==== SUPPLIED DATA ====
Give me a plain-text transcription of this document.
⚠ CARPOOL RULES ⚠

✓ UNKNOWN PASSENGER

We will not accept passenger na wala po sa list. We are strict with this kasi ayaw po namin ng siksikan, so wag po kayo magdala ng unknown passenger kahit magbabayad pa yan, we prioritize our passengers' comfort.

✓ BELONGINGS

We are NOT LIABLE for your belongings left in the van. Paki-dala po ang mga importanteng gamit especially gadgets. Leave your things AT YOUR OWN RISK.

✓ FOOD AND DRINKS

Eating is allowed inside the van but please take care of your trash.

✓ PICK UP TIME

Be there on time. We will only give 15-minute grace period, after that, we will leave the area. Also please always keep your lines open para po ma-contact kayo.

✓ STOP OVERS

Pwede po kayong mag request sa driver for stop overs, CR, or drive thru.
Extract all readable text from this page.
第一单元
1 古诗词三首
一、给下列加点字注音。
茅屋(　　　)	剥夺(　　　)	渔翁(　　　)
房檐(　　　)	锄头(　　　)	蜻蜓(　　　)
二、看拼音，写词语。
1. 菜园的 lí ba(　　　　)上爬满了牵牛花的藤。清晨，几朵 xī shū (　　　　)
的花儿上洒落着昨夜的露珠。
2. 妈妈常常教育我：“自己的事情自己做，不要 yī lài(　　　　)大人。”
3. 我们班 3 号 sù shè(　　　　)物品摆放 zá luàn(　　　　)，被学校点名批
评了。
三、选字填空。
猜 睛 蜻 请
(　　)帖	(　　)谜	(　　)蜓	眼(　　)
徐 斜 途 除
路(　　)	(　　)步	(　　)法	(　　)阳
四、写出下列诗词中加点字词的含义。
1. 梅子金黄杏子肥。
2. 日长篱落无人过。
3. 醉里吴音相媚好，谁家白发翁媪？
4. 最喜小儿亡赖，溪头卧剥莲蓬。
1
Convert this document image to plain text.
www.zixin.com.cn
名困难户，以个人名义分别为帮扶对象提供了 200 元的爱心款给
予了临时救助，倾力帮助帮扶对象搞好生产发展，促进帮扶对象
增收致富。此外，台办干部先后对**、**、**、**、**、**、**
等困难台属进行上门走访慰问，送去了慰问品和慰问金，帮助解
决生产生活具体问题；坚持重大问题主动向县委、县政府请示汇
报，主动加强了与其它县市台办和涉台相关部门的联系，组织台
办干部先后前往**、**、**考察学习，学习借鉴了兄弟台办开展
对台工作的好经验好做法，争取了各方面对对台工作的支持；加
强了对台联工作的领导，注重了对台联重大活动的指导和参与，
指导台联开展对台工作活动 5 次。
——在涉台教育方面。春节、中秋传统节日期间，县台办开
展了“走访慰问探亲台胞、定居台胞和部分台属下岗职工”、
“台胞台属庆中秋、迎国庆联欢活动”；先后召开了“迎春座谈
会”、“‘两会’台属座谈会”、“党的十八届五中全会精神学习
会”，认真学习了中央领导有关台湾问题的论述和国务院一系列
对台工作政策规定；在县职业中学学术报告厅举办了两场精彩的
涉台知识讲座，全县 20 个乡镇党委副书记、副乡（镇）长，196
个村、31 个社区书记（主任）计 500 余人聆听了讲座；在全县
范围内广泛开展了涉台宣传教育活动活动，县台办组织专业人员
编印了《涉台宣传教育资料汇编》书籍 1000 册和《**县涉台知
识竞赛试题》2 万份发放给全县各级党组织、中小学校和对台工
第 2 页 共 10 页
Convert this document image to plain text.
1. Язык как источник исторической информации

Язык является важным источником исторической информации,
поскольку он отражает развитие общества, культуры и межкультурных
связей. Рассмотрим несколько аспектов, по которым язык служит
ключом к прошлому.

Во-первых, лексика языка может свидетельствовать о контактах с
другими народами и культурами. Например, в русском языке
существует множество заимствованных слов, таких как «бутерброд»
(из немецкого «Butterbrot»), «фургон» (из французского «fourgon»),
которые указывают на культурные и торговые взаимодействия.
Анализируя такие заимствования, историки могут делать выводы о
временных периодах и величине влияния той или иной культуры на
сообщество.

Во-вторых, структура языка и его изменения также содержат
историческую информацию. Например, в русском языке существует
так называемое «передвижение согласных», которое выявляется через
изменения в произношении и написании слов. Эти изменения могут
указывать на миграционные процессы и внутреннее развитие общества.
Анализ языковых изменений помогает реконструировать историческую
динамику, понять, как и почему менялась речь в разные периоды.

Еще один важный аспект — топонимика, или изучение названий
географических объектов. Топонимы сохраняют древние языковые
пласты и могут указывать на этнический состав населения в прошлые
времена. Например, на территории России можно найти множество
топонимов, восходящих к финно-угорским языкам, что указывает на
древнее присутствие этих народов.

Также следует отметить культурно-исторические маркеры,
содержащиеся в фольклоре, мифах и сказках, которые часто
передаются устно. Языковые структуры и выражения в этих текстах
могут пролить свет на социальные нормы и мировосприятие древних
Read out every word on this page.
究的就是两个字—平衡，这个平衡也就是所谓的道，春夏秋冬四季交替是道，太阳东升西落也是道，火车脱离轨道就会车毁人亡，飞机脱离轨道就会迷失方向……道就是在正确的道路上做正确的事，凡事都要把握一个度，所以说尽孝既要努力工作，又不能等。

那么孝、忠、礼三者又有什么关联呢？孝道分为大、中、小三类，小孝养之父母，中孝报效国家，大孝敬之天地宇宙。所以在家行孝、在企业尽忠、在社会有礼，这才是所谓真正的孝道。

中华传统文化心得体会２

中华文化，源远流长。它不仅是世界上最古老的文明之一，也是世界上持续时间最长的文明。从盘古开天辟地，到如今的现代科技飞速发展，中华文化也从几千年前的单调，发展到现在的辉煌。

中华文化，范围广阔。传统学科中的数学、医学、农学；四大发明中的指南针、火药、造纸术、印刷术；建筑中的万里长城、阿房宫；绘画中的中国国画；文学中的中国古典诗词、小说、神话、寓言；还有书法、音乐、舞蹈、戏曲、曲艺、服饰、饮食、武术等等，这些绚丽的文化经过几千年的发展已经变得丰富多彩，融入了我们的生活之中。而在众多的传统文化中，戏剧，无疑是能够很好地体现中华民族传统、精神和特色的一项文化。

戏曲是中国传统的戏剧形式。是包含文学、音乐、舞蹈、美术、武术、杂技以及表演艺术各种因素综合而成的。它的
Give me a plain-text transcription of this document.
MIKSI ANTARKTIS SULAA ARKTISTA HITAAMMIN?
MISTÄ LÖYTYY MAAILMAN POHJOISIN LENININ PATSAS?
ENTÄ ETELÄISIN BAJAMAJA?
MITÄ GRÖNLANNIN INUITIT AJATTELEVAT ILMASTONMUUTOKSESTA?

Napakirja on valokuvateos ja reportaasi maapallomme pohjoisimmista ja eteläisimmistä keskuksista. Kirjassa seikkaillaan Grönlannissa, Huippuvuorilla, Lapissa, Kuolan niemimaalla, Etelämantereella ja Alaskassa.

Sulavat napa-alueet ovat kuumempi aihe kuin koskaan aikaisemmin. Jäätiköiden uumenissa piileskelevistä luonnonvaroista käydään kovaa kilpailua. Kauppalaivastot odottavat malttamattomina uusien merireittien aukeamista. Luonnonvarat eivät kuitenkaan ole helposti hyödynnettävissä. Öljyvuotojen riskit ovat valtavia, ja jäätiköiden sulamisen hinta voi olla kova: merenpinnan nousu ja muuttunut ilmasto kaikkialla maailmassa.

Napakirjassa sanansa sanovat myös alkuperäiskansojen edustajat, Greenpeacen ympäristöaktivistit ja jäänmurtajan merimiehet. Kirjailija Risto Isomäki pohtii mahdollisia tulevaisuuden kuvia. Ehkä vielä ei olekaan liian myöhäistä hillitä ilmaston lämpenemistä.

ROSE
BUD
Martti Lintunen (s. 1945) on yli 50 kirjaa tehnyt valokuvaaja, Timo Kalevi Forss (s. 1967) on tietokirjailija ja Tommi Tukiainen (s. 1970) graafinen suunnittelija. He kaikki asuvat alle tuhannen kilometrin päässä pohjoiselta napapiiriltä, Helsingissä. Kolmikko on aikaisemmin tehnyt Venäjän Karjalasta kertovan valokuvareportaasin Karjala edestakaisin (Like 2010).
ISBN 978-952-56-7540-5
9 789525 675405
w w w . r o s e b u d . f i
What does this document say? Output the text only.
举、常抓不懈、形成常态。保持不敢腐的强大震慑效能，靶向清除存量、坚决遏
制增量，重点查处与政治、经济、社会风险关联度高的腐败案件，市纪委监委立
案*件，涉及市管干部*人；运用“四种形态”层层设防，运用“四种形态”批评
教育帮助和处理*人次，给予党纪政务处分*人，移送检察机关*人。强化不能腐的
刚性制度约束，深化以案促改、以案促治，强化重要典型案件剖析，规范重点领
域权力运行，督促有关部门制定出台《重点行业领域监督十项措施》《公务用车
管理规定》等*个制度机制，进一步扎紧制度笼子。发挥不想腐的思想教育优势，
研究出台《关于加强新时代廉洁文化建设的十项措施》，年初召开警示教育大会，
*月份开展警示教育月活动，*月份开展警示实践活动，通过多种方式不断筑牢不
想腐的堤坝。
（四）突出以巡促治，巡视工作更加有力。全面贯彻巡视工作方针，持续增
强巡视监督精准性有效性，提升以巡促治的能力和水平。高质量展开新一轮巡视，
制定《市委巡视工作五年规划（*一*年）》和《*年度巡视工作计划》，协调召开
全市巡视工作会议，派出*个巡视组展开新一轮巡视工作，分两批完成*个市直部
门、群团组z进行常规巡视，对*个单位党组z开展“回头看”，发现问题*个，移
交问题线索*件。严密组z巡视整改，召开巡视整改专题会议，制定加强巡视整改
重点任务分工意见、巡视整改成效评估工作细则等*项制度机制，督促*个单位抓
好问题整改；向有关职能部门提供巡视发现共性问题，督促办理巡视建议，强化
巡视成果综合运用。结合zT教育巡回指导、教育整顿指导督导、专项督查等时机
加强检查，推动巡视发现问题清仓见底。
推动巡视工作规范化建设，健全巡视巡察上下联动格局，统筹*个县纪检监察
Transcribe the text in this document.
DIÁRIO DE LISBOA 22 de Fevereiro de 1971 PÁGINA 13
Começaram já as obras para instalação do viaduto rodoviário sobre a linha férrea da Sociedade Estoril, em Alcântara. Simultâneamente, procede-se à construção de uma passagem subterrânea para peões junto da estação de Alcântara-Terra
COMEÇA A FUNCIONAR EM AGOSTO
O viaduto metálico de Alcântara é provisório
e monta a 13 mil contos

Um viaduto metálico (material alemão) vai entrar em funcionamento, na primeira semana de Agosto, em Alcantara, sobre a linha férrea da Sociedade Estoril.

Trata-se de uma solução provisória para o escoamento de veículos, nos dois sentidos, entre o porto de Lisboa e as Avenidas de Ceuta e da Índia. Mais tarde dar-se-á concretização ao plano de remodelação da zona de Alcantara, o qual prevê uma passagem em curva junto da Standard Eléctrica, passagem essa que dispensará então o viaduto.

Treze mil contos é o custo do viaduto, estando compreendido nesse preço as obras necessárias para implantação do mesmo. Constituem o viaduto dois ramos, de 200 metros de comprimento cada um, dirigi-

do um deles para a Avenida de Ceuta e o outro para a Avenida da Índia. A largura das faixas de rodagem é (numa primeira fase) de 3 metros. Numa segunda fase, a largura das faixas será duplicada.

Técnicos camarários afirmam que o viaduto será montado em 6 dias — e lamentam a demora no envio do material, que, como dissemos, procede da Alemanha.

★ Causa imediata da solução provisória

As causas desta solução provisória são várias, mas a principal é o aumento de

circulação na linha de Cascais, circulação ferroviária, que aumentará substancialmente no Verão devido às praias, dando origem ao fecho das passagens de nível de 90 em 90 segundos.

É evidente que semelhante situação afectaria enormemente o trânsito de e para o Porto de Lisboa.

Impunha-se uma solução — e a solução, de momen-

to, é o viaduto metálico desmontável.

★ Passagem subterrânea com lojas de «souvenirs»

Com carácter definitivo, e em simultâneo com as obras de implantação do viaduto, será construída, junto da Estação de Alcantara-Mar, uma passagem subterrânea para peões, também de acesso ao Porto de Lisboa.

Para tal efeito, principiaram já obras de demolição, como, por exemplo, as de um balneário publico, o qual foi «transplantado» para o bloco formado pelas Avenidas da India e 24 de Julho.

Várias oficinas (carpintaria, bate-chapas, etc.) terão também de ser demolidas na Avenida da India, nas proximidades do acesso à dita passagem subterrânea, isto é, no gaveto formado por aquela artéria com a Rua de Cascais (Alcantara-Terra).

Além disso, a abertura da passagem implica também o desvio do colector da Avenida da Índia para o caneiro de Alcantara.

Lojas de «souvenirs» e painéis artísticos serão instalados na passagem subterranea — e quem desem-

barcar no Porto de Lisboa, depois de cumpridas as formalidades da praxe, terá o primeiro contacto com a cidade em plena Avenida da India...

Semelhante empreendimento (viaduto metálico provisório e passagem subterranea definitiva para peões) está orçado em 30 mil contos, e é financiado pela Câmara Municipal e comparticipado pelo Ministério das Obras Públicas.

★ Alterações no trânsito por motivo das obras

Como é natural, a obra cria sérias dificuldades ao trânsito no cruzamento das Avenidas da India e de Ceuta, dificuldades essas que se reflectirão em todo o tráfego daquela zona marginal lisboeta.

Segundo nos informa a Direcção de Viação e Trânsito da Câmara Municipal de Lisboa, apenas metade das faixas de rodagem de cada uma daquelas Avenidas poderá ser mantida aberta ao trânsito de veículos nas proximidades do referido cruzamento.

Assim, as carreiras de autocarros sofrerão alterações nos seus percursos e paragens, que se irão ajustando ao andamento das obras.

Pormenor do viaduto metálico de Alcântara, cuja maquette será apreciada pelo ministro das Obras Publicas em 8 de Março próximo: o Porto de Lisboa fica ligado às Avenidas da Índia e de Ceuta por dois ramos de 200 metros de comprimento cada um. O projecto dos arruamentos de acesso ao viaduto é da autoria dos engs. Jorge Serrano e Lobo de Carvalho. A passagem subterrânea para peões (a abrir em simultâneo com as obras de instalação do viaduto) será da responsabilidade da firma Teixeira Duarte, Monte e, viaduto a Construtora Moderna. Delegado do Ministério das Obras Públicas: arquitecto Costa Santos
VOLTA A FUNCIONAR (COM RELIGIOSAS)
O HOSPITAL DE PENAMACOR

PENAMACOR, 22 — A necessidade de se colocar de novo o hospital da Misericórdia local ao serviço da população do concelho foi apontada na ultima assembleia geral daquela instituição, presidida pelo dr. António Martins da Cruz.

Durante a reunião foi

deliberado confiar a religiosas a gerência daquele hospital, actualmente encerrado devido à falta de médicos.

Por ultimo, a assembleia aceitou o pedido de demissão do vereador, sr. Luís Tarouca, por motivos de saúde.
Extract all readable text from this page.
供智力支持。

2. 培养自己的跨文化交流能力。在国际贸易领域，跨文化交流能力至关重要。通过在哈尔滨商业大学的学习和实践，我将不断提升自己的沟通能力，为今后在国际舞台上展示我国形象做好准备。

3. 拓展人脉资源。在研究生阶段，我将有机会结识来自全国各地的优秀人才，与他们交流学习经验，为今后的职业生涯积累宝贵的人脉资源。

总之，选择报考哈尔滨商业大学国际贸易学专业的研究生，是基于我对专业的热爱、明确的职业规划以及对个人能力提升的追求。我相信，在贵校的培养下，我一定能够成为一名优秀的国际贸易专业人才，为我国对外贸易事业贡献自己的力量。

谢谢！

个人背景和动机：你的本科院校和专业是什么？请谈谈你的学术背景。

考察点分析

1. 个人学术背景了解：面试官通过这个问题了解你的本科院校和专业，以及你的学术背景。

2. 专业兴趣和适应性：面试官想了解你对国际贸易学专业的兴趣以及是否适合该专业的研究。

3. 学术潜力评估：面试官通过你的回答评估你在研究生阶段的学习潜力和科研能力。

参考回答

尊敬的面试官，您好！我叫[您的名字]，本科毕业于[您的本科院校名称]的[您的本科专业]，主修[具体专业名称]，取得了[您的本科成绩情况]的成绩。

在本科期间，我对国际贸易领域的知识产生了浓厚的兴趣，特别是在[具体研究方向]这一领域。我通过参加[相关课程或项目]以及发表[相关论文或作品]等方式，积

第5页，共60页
====
▶ [TASK INSTRUCTIONS] Which lines above contain "множество"? Show each of them.

▶ [SOLVED EXERCISE]
существует множество заимствованных слов, таких как «бутерброд»
времена. Например, на территории России можно найти множество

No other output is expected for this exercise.